EXERCISE GOAL:
Word for word, copy all the data and drop the pictures.

Start of SOURCE DATA

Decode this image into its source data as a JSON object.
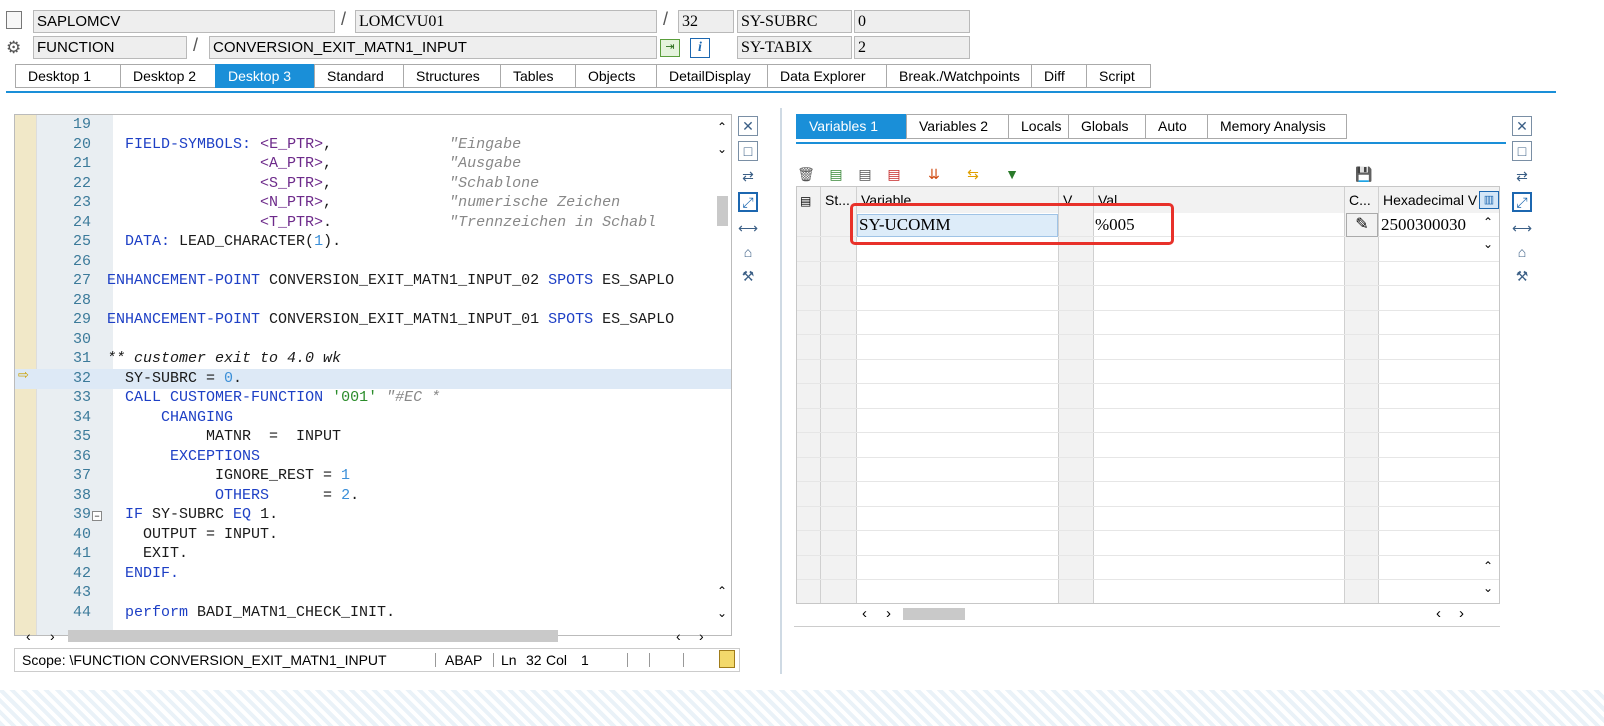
{
  "header": {
    "program": "SAPLOMCV",
    "include": "LOMCVU01",
    "line": "32",
    "sy_subrc_label": "SY-SUBRC",
    "sy_subrc_value": "0",
    "event_type": "FUNCTION",
    "event_name": "CONVERSION_EXIT_MATN1_INPUT",
    "sy_tabix_label": "SY-TABIX",
    "sy_tabix_value": "2",
    "info_icon": "i"
  },
  "tabs": [
    "Desktop 1",
    "Desktop 2",
    "Desktop 3",
    "Standard",
    "Structures",
    "Tables",
    "Objects",
    "DetailDisplay",
    "Data Explorer",
    "Break./Watchpoints",
    "Diff",
    "Script"
  ],
  "active_tab": "Desktop 3",
  "editor": {
    "lines": [
      {
        "n": "19",
        "t": ""
      },
      {
        "n": "20",
        "t": "  FIELD-SYMBOLS: <E_PTR>,             \"Eingabe"
      },
      {
        "n": "21",
        "t": "                 <A_PTR>,             \"Ausgabe"
      },
      {
        "n": "22",
        "t": "                 <S_PTR>,             \"Schablone"
      },
      {
        "n": "23",
        "t": "                 <N_PTR>,             \"numerische Zeichen"
      },
      {
        "n": "24",
        "t": "                 <T_PTR>.             \"Trennzeichen in Schabl"
      },
      {
        "n": "25",
        "t": "  DATA: LEAD_CHARACTER(1)."
      },
      {
        "n": "26",
        "t": ""
      },
      {
        "n": "27",
        "t": "ENHANCEMENT-POINT CONVERSION_EXIT_MATN1_INPUT_02 SPOTS ES_SAPLO"
      },
      {
        "n": "28",
        "t": ""
      },
      {
        "n": "29",
        "t": "ENHANCEMENT-POINT CONVERSION_EXIT_MATN1_INPUT_01 SPOTS ES_SAPLO"
      },
      {
        "n": "30",
        "t": ""
      },
      {
        "n": "31",
        "t": "** customer exit to 4.0 wk"
      },
      {
        "n": "32",
        "t": "  SY-SUBRC = 0."
      },
      {
        "n": "33",
        "t": "  CALL CUSTOMER-FUNCTION '001' \"#EC *"
      },
      {
        "n": "34",
        "t": "      CHANGING"
      },
      {
        "n": "35",
        "t": "           MATNR  =  INPUT"
      },
      {
        "n": "36",
        "t": "       EXCEPTIONS"
      },
      {
        "n": "37",
        "t": "            IGNORE_REST = 1"
      },
      {
        "n": "38",
        "t": "            OTHERS      = 2."
      },
      {
        "n": "39",
        "t": "  IF SY-SUBRC EQ 1."
      },
      {
        "n": "40",
        "t": "    OUTPUT = INPUT."
      },
      {
        "n": "41",
        "t": "    EXIT."
      },
      {
        "n": "42",
        "t": "  ENDIF."
      },
      {
        "n": "43",
        "t": ""
      },
      {
        "n": "44",
        "t": "  perform BADI_MATN1_CHECK_INIT."
      }
    ],
    "current_line": "32"
  },
  "status": {
    "scope": "Scope: \\FUNCTION CONVERSION_EXIT_MATN1_INPUT",
    "lang": "ABAP",
    "ln_label": "Ln",
    "ln_value": "32",
    "col_label": "Col",
    "col_value": "1"
  },
  "var_tabs": [
    "Variables 1",
    "Variables 2",
    "Locals",
    "Globals",
    "Auto",
    "Memory Analysis"
  ],
  "active_var_tab": "Variables 1",
  "grid": {
    "headers": [
      "St...",
      "Variable",
      "V...",
      "Val.",
      "C...",
      "Hexadecimal V"
    ],
    "rows": [
      {
        "variable": "SY-UCOMM",
        "value": "%005",
        "hex": "2500300030"
      }
    ]
  },
  "colors": {
    "accent": "#1a8fd8",
    "highlight": "#e8312a",
    "gutter": "#f1e8c8"
  }
}
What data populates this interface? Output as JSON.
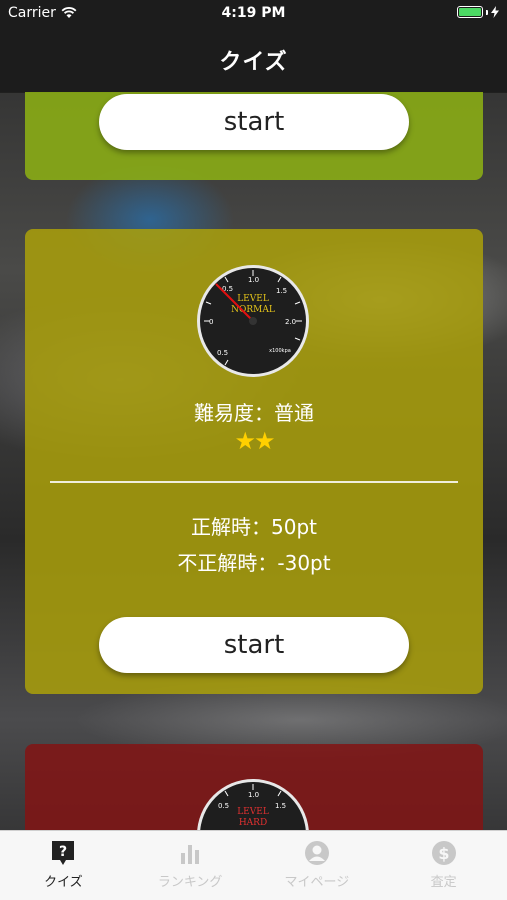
{
  "status": {
    "carrier": "Carrier",
    "time": "4:19 PM"
  },
  "nav": {
    "title": "クイズ"
  },
  "cards": {
    "green": {
      "start_label": "start"
    },
    "yellow": {
      "gauge": {
        "line1": "LEVEL",
        "line2": "NORMAL",
        "unit": "x100kpa",
        "ticks": [
          "0",
          "0.5",
          "1.0",
          "1.5",
          "2.0"
        ]
      },
      "difficulty_label": "難易度：普通",
      "stars": 2,
      "stars_text": "★★",
      "correct": "正解時：50pt",
      "incorrect": "不正解時：-30pt",
      "start_label": "start"
    },
    "red": {
      "gauge": {
        "line1": "LEVEL",
        "line2": "HARD",
        "ticks": [
          "0.5",
          "1.0",
          "1.5"
        ]
      }
    }
  },
  "tabbar": {
    "items": [
      {
        "label": "クイズ",
        "icon": "quiz-icon",
        "active": true
      },
      {
        "label": "ランキング",
        "icon": "ranking-icon",
        "active": false
      },
      {
        "label": "マイページ",
        "icon": "mypage-icon",
        "active": false
      },
      {
        "label": "査定",
        "icon": "assessment-icon",
        "active": false
      }
    ]
  },
  "colors": {
    "green_card": "#8caf14",
    "yellow_card": "#aaa00a",
    "red_card": "#821414",
    "star": "#ffd000"
  }
}
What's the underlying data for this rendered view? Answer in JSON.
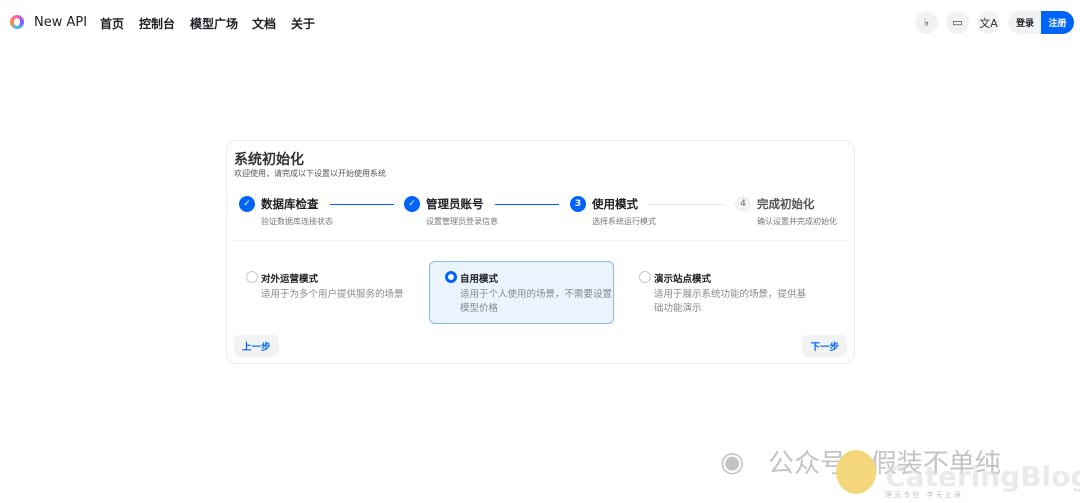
{
  "header": {
    "brand": "New API",
    "menu": [
      "首页",
      "控制台",
      "模型广场",
      "文档",
      "关于"
    ],
    "icons": [
      "bell-icon",
      "monitor-icon",
      "translate-icon"
    ],
    "login": "登录",
    "register": "注册",
    "accent": "#0064fa"
  },
  "card": {
    "title": "系统初始化",
    "subtitle": "欢迎使用，请完成以下设置以开始使用系统",
    "steps": [
      {
        "label": "数据库检查",
        "desc": "验证数据库连接状态",
        "status": "done"
      },
      {
        "label": "管理员账号",
        "desc": "设置管理员登录信息",
        "status": "done"
      },
      {
        "label": "使用模式",
        "num": "3",
        "desc": "选择系统运行模式",
        "status": "current"
      },
      {
        "label": "完成初始化",
        "num": "4",
        "desc": "确认设置并完成初始化",
        "status": "wait"
      }
    ],
    "options": [
      {
        "label": "对外运营模式",
        "desc": "适用于为多个用户提供服务的场景",
        "selected": false
      },
      {
        "label": "自用模式",
        "desc": "适用于个人使用的场景，不需要设置模型价格",
        "selected": true
      },
      {
        "label": "演示站点模式",
        "desc": "适用于展示系统功能的场景，提供基础功能演示",
        "selected": false
      }
    ],
    "prev": "上一步",
    "next": "下一步"
  },
  "watermark": {
    "text": "公众号 · 假装不单纯",
    "blog": "CateringBlog",
    "motto": "理 无 专 在   学 无 止 境"
  }
}
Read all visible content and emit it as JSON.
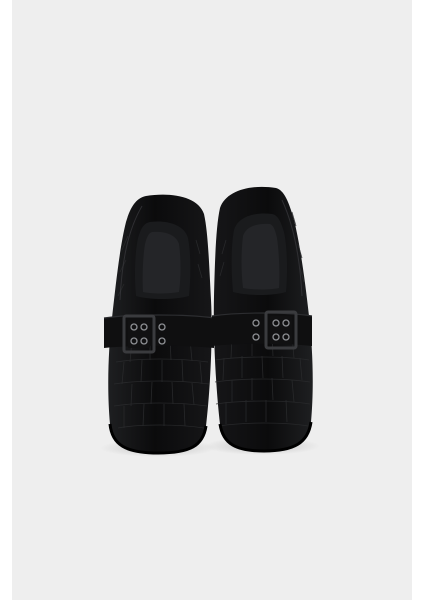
{
  "image": {
    "subject": "product-photo-black-croc-embossed-loafers",
    "colors": {
      "frame": "#ffffff",
      "backdrop": "#eeeeee",
      "leather": "#0c0c0d",
      "leather_highlight": "#2a2b2d",
      "lining": "#1a1b1d",
      "buckle": "#3a3b3e",
      "eyelet": "#8e9094"
    }
  }
}
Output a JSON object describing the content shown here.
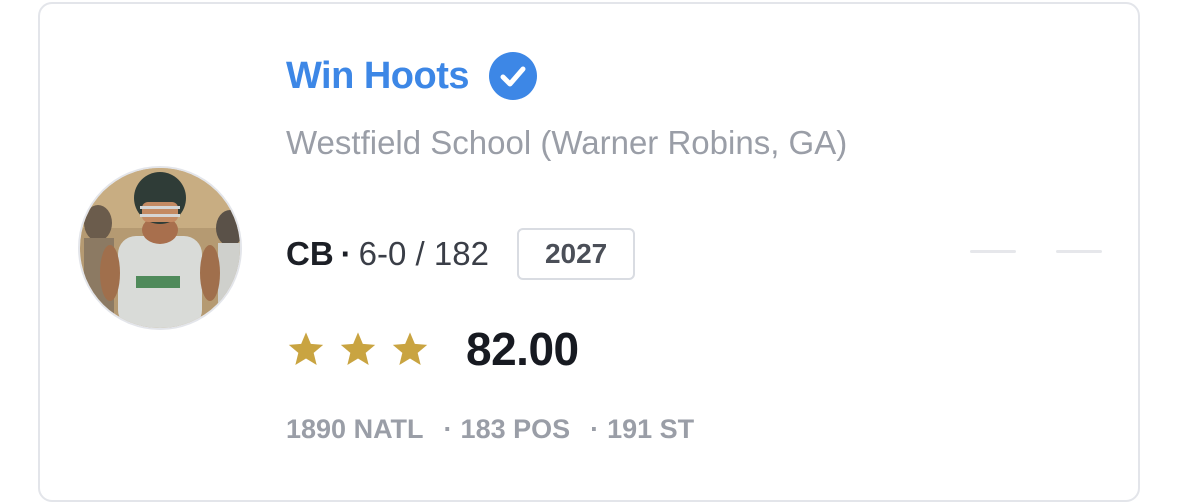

End of SOURCE DATA

RESULT BELOW:
Decode this image into its source data as a JSON object.
{
  "header": {
    "program": "SAPLOMCV",
    "include": "LOMCVU01",
    "line": "32",
    "sy_subrc_label": "SY-SUBRC",
    "sy_subrc_value": "0",
    "event_type": "FUNCTION",
    "event_name": "CONVERSION_EXIT_MATN1_INPUT",
    "sy_tabix_label": "SY-TABIX",
    "sy_tabix_value": "2",
    "info_icon": "i"
  },
  "tabs": [
    "Desktop 1",
    "Desktop 2",
    "Desktop 3",
    "Standard",
    "Structures",
    "Tables",
    "Objects",
    "DetailDisplay",
    "Data Explorer",
    "Break./Watchpoints",
    "Diff",
    "Script"
  ],
  "active_tab": "Desktop 3",
  "editor": {
    "lines": [
      {
        "n": "19",
        "t": ""
      },
      {
        "n": "20",
        "t": "  FIELD-SYMBOLS: <E_PTR>,             \"Eingabe"
      },
      {
        "n": "21",
        "t": "                 <A_PTR>,             \"Ausgabe"
      },
      {
        "n": "22",
        "t": "                 <S_PTR>,             \"Schablone"
      },
      {
        "n": "23",
        "t": "                 <N_PTR>,             \"numerische Zeichen"
      },
      {
        "n": "24",
        "t": "                 <T_PTR>.             \"Trennzeichen in Schabl"
      },
      {
        "n": "25",
        "t": "  DATA: LEAD_CHARACTER(1)."
      },
      {
        "n": "26",
        "t": ""
      },
      {
        "n": "27",
        "t": "ENHANCEMENT-POINT CONVERSION_EXIT_MATN1_INPUT_02 SPOTS ES_SAPLO"
      },
      {
        "n": "28",
        "t": ""
      },
      {
        "n": "29",
        "t": "ENHANCEMENT-POINT CONVERSION_EXIT_MATN1_INPUT_01 SPOTS ES_SAPLO"
      },
      {
        "n": "30",
        "t": ""
      },
      {
        "n": "31",
        "t": "** customer exit to 4.0 wk"
      },
      {
        "n": "32",
        "t": "  SY-SUBRC = 0."
      },
      {
        "n": "33",
        "t": "  CALL CUSTOMER-FUNCTION '001' \"#EC *"
      },
      {
        "n": "34",
        "t": "      CHANGING"
      },
      {
        "n": "35",
        "t": "           MATNR  =  INPUT"
      },
      {
        "n": "36",
        "t": "       EXCEPTIONS"
      },
      {
        "n": "37",
        "t": "            IGNORE_REST = 1"
      },
      {
        "n": "38",
        "t": "            OTHERS      = 2."
      },
      {
        "n": "39",
        "t": "  IF SY-SUBRC EQ 1."
      },
      {
        "n": "40",
        "t": "    OUTPUT = INPUT."
      },
      {
        "n": "41",
        "t": "    EXIT."
      },
      {
        "n": "42",
        "t": "  ENDIF."
      },
      {
        "n": "43",
        "t": ""
      },
      {
        "n": "44",
        "t": "  perform BADI_MATN1_CHECK_INIT."
      }
    ],
    "current_line": "32"
  },
  "status": {
    "scope": "Scope: \\FUNCTION CONVERSION_EXIT_MATN1_INPUT",
    "lang": "ABAP",
    "ln_label": "Ln",
    "ln_value": "32",
    "col_label": "Col",
    "col_value": "1"
  },
  "var_tabs": [
    "Variables 1",
    "Variables 2",
    "Locals",
    "Globals",
    "Auto",
    "Memory Analysis"
  ],
  "active_var_tab": "Variables 1",
  "grid": {
    "headers": [
      "St...",
      "Variable",
      "V...",
      "Val.",
      "C...",
      "Hexadecimal V"
    ],
    "rows": [
      {
        "variable": "SY-UCOMM",
        "value": "%005",
        "hex": "2500300030"
      }
    ]
  },
  "colors": {
    "accent": "#1a8fd8",
    "highlight": "#e8312a",
    "gutter": "#f1e8c8"
  }
}
What data populates this interface? Output as JSON.
{
  "status": {
    "carrier": "Carrier",
    "time": "4:19 PM"
  },
  "nav": {
    "title": "クイズ"
  },
  "cards": {
    "green": {
      "start_label": "start"
    },
    "yellow": {
      "gauge": {
        "line1": "LEVEL",
        "line2": "NORMAL",
        "unit": "x100kpa",
        "ticks": [
          "0",
          "0.5",
          "1.0",
          "1.5",
          "2.0"
        ]
      },
      "difficulty_label": "難易度：普通",
      "stars": 2,
      "stars_text": "★★",
      "correct": "正解時：50pt",
      "incorrect": "不正解時：-30pt",
      "start_label": "start"
    },
    "red": {
      "gauge": {
        "line1": "LEVEL",
        "line2": "HARD",
        "ticks": [
          "0.5",
          "1.0",
          "1.5"
        ]
      }
    }
  },
  "tabbar": {
    "items": [
      {
        "label": "クイズ",
        "icon": "quiz-icon",
        "active": true
      },
      {
        "label": "ランキング",
        "icon": "ranking-icon",
        "active": false
      },
      {
        "label": "マイページ",
        "icon": "mypage-icon",
        "active": false
      },
      {
        "label": "査定",
        "icon": "assessment-icon",
        "active": false
      }
    ]
  },
  "colors": {
    "green_card": "#8caf14",
    "yellow_card": "#aaa00a",
    "red_card": "#821414",
    "star": "#ffd000"
  }
}
What's the underlying data for this rendered view? Answer in JSON.
{
  "header": {
    "brand": "New API",
    "menu": [
      "首页",
      "控制台",
      "模型广场",
      "文档",
      "关于"
    ],
    "icons": [
      "bell-icon",
      "monitor-icon",
      "translate-icon"
    ],
    "login": "登录",
    "register": "注册",
    "accent": "#0064fa"
  },
  "card": {
    "title": "系统初始化",
    "subtitle": "欢迎使用，请完成以下设置以开始使用系统",
    "steps": [
      {
        "label": "数据库检查",
        "desc": "验证数据库连接状态",
        "status": "done"
      },
      {
        "label": "管理员账号",
        "desc": "设置管理员登录信息",
        "status": "done"
      },
      {
        "label": "使用模式",
        "num": "3",
        "desc": "选择系统运行模式",
        "status": "current"
      },
      {
        "label": "完成初始化",
        "num": "4",
        "desc": "确认设置并完成初始化",
        "status": "wait"
      }
    ],
    "options": [
      {
        "label": "对外运营模式",
        "desc": "适用于为多个用户提供服务的场景",
        "selected": false
      },
      {
        "label": "自用模式",
        "desc": "适用于个人使用的场景，不需要设置模型价格",
        "selected": true
      },
      {
        "label": "演示站点模式",
        "desc": "适用于展示系统功能的场景，提供基础功能演示",
        "selected": false
      }
    ],
    "prev": "上一步",
    "next": "下一步"
  },
  "watermark": {
    "text": "公众号 · 假装不单纯",
    "blog": "CateringBlog",
    "motto": "理 无 专 在   学 无 止 境"
  }
}
Read all visible content and emit it as JSON.
{
  "image": {
    "subject": "product-photo-black-croc-embossed-loafers",
    "colors": {
      "frame": "#ffffff",
      "backdrop": "#eeeeee",
      "leather": "#0c0c0d",
      "leather_highlight": "#2a2b2d",
      "lining": "#1a1b1d",
      "buckle": "#3a3b3e",
      "eyelet": "#8e9094"
    }
  }
}
Output a JSON object describing the content shown here.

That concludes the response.